==== Extract

Meadow E. Assocs. LP v. Vill. of Potsdam

Decision Date22 December 2022
Docket Number533934
Citation211 A.D.3d 1373,181 N.Y.S.3d 353
Parties MEADOW EAST ASSOCIATES LP et al., Appellants, v. VILLAGE OF POTSDAM et al., Respondents.
CourtNew York Supreme Court — Appellate Division

211 A.D.3d 1373
181 N.Y.S.3d 353

MEADOW EAST ASSOCIATES LP et al., Appellants,
v.
VILLAGE OF POTSDAM et al., Respondents.

533934

Supreme Court, Appellate Division, Third Department, New York.

Calendar Date: November 16, 2022
Decided and Entered: December 22, 2022


181 N.Y.S.3d 355

Tabner, Ryan & Keniry, LLP, Albany (William F. Ryan Jr. of counsel) and Antonucci Law Firm LLP, Watertown (David P. Antonucci of counsel), for appellants.

Law Firm of Frank W. Miller, PLLC, East Syracuse (Giancarlo Facciponte of counsel), for respondents.

Before: Egan Jr., J.P., Lynch, Aarons, Reynolds Fitzgerald and McShan, JJ.

MEMORANDUM AND ORDER

McShan, J.

211 A.D.3d 1373

Appeal from a judgment of the Supreme Court (Mary M. Farley, J.), entered August 3, 2021 in St. Lawrence County, which, among other things, declared that Village of Potsdam Local Laws Nos. 6–2017 and 7–2017 are constitutional.

========
==== Provided data

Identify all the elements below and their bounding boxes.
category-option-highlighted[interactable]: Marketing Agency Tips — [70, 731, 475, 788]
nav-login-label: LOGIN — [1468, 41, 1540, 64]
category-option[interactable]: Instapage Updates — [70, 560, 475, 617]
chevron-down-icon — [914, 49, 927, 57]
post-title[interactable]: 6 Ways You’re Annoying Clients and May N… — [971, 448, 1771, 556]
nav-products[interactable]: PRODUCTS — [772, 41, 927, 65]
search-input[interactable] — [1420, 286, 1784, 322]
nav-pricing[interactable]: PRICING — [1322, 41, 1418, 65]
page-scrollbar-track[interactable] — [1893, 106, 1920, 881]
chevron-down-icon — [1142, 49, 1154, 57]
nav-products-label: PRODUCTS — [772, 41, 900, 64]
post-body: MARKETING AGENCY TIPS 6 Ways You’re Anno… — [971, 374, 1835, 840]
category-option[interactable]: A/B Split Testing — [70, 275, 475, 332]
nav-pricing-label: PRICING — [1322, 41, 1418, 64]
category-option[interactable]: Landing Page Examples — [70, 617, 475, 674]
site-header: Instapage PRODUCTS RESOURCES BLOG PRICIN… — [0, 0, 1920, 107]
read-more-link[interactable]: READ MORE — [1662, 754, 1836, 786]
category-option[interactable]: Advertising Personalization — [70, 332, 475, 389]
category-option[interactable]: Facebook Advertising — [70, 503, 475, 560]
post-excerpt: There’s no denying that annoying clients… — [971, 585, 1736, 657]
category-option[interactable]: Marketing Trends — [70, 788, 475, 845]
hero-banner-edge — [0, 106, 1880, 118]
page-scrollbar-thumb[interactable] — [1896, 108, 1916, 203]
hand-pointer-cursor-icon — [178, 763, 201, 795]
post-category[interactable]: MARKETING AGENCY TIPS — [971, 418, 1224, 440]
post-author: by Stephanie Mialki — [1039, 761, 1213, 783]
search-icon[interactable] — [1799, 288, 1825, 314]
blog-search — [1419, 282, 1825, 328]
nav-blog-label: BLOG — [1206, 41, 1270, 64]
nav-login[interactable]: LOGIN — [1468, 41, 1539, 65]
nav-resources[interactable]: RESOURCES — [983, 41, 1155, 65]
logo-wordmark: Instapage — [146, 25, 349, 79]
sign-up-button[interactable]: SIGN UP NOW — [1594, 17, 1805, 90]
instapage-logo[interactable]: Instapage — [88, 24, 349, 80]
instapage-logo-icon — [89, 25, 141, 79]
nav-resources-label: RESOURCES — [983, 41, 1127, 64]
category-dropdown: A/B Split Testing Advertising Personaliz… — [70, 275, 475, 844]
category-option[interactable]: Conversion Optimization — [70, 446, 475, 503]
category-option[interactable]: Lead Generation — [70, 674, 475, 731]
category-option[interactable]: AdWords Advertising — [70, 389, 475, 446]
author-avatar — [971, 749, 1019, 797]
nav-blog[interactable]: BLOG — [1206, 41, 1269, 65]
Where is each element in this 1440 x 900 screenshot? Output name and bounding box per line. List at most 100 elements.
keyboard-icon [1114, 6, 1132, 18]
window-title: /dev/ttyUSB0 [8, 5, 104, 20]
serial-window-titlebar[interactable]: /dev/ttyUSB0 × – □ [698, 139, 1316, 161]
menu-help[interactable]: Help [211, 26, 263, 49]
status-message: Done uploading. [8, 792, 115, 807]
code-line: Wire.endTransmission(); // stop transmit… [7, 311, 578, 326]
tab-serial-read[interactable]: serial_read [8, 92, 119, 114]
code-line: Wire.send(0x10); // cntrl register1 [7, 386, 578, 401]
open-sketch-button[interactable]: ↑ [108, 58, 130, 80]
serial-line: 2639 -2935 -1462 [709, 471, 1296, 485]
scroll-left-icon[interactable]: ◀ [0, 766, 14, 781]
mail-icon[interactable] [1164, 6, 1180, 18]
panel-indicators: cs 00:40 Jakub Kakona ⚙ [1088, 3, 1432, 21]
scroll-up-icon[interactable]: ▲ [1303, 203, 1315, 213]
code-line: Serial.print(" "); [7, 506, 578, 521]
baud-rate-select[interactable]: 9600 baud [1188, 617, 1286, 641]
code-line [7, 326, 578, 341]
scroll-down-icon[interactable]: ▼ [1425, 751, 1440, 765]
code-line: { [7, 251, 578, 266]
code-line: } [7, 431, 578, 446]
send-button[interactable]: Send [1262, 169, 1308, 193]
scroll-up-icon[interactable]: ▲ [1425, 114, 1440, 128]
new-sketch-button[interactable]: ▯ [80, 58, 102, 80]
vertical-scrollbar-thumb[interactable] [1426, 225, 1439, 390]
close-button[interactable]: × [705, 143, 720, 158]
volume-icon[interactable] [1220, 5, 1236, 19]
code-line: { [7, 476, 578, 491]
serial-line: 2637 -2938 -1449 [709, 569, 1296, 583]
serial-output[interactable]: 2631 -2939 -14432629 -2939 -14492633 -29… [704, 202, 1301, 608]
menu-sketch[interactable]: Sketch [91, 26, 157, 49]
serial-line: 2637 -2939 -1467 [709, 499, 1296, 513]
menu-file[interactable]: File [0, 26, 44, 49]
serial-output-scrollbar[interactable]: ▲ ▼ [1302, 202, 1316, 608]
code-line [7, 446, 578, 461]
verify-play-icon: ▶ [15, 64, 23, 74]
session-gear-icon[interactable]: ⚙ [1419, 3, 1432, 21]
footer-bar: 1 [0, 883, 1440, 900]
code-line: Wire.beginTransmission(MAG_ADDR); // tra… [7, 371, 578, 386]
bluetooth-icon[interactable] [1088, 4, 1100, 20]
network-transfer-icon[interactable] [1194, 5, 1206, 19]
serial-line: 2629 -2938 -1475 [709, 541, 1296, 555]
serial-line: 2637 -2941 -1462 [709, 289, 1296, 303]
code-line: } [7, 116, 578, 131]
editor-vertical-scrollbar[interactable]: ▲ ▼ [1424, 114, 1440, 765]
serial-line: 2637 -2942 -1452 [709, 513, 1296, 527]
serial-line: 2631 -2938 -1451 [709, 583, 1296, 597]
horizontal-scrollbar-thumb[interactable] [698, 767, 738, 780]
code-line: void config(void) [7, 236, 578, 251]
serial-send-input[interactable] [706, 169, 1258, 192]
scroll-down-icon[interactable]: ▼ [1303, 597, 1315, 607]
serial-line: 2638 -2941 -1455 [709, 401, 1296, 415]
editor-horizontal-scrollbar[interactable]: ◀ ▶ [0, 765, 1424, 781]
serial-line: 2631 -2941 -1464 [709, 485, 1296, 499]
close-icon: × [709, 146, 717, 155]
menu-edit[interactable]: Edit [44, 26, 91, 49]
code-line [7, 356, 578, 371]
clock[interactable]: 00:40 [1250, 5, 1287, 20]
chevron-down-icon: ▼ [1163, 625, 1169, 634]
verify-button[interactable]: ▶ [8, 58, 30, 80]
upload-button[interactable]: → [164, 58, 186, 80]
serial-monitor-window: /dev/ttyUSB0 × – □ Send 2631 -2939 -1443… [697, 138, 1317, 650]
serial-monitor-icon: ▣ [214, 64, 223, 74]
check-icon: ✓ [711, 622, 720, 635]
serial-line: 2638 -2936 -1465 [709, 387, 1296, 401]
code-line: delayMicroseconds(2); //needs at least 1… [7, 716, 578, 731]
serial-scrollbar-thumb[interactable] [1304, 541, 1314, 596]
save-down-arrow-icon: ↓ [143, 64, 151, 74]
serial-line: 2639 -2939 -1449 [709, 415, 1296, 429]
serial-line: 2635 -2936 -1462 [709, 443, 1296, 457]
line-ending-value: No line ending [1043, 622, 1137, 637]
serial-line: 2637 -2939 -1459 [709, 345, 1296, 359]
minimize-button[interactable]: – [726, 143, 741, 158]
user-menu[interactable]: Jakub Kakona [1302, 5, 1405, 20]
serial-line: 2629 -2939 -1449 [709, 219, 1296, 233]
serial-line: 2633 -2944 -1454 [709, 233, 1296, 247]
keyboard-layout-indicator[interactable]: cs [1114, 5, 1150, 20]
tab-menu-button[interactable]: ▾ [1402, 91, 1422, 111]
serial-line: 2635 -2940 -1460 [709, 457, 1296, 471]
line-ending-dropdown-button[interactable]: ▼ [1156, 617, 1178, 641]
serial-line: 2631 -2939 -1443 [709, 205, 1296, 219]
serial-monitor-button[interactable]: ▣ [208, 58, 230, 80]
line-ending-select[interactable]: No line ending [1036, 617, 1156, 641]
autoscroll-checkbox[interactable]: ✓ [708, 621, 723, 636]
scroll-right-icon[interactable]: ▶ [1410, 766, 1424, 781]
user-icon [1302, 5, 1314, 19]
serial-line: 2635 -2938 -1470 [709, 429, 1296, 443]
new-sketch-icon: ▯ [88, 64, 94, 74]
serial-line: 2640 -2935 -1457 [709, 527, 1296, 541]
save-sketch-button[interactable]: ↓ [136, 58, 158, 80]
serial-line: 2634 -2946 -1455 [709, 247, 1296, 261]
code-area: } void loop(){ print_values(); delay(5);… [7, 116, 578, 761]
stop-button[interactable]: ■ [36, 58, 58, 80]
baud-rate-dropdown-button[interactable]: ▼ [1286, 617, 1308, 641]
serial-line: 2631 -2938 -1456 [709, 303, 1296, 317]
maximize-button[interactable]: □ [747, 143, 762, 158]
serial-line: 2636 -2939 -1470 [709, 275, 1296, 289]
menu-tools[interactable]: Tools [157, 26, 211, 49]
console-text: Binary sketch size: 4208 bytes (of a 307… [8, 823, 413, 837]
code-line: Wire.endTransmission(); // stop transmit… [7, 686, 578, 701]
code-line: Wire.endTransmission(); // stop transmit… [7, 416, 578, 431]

========

Written instruction 1: Convert the entries, from their first line through the line containing "page-scrollbar-thumb[interactable] — [1896, 108, 1916, 203]", into a Markdown table with the columns Row and Line. Number each row and leave out any blank lines.
Written instruction 2: Continue the court decision on the Village of Potsdam local laws from the point where it stops.

Exercise result 1:
| Row | Line |
|---|---|
| 1 | Identify all the elements below and their bounding boxes. |
| 2 | category-option-highlighted[interactable]: Marketing Agency Tips — [70, 731, 475, 788] |
| 3 | nav-login-label: LOGIN — [1468, 41, 1540, 64] |
| 4 | category-option[interactable]: Instapage Updates — [70, 560, 475, 617] |
| 5 | chevron-down-icon — [914, 49, 927, 57] |
| 6 | post-title[interactable]: 6 Ways You’re Annoying Clients and May N… — [971, 448, 1771, 556] |
| 7 | nav-products[interactable]: PRODUCTS — [772, 41, 927, 65] |
| 8 | search-input[interactable] — [1420, 286, 1784, 322] |
| 9 | nav-pricing[interactable]: PRICING — [1322, 41, 1418, 65] |
| 10 | page-scrollbar-track[interactable] — [1893, 106, 1920, 881] |
| 11 | chevron-down-icon — [1142, 49, 1154, 57] |
| 12 | nav-products-label: PRODUCTS — [772, 41, 900, 64] |
| 13 | post-body: MARKETING AGENCY TIPS 6 Ways You’re Anno… — [971, 374, 1835, 840] |
| 14 | category-option[interactable]: A/B Split Testing — [70, 275, 475, 332] |
| 15 | nav-pricing-label: PRICING — [1322, 41, 1418, 64] |
| 16 | category-option[interactable]: Landing Page Examples — [70, 617, 475, 674] |
| 17 | site-header: Instapage PRODUCTS RESOURCES BLOG PRICIN… — [0, 0, 1920, 107] |
| 18 | read-more-link[interactable]: READ MORE — [1662, 754, 1836, 786] |
| 19 | category-option[interactable]: Advertising Personalization — [70, 332, 475, 389] |
| 20 | category-option[interactable]: Facebook Advertising — [70, 503, 475, 560] |
| 21 | post-excerpt: There’s no denying that annoying clients… — [971, 585, 1736, 657] |
| 22 | category-option[interactable]: Marketing Trends — [70, 788, 475, 845] |
| 23 | hero-banner-edge — [0, 106, 1880, 118] |
| 24 | page-scrollbar-thumb[interactable] — [1896, 108, 1916, 203] |

Exercise result 2:
Plaintiffs own various residential rental properties in the Village of Potsdam, St. Lawrence County. As relevant here, defendant

211 A.D.3d 1374

Village of Potsdam provides sewer and water utility services to the properties and plaintiffs are responsible for the payments for these utility services. At issue in this proceeding is the enactment of Village of Potsdam Local Laws Nos. 6–2017 and 7–2017 (hereinafter collectively referred to as the Local Laws) which revised the manner in which the Village assessed rates for water and sewer rents. Prior to the enactment of the subject Local Laws in 2018, the Village water and sewer rates were assessed primarily on customer usage, which resulted in insufficient revenue being generated for fixed costs related to the operation and maintenance of the water and sewer systems. The resulting budget shortfalls prompted the Village to commission a study of its water and sewer rates, for which it retained the Development Authority of the North Country (hereinafter DANC) – an agency that contracts with municipalities to study, analyze and make recommendations for the delivery of essential services.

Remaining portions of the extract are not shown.